◆ TASK TO CARRY OUT ◆
The full listing below should be copied verbatim.

◆ EXERCISE DATA ◆
----
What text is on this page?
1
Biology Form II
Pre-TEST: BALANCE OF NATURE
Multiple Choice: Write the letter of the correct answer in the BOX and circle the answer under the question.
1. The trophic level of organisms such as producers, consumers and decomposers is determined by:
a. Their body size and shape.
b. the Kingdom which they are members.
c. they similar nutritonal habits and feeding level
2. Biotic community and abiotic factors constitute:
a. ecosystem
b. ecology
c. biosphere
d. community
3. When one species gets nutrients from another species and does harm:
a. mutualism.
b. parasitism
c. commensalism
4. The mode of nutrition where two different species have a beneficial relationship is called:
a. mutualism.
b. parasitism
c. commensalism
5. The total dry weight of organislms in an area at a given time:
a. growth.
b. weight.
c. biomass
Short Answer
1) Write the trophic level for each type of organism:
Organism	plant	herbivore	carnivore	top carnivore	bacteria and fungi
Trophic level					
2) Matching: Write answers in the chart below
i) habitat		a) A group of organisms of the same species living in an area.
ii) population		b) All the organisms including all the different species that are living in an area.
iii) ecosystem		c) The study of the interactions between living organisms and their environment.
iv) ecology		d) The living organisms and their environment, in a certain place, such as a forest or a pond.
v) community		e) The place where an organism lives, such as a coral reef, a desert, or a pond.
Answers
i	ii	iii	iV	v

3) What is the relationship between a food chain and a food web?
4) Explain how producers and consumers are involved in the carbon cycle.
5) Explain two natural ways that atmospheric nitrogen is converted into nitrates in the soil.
----
◆ PROBLEM SOLUTION ◆
What text is on this page?
1
Biology Form II
Pre-TEST: BALANCE OF NATURE
Multiple Choice: Write the letter of the correct answer in the BOX and circle the answer under the question.
1. The trophic level of organisms such as producers, consumers and decomposers is determined by:
a. Their body size and shape.
b. the Kingdom which they are members.
c. they similar nutritonal habits and feeding level
2. Biotic community and abiotic factors constitute:
a. ecosystem
b. ecology
c. biosphere
d. community
3. When one species gets nutrients from another species and does harm:
a. mutualism.
b. parasitism
c. commensalism
4. The mode of nutrition where two different species have a beneficial relationship is called:
a. mutualism.
b. parasitism
c. commensalism
5. The total dry weight of organislms in an area at a given time:
a. growth.
b. weight.
c. biomass
Short Answer
1) Write the trophic level for each type of organism:
Organism	plant	herbivore	carnivore	top carnivore	bacteria and fungi
Trophic level					
2) Matching: Write answers in the chart below
i) habitat		a) A group of organisms of the same species living in an area.
ii) population		b) All the organisms including all the different species that are living in an area.
iii) ecosystem		c) The study of the interactions between living organisms and their environment.
iv) ecology		d) The living organisms and their environment, in a certain place, such as a forest or a pond.
v) community		e) The place where an organism lives, such as a coral reef, a desert, or a pond.
Answers
i	ii	iii	iV	v

3) What is the relationship between a food chain and a food web?
4) Explain how producers and consumers are involved in the carbon cycle.
5) Explain two natural ways that atmospheric nitrogen is converted into nitrates in the soil.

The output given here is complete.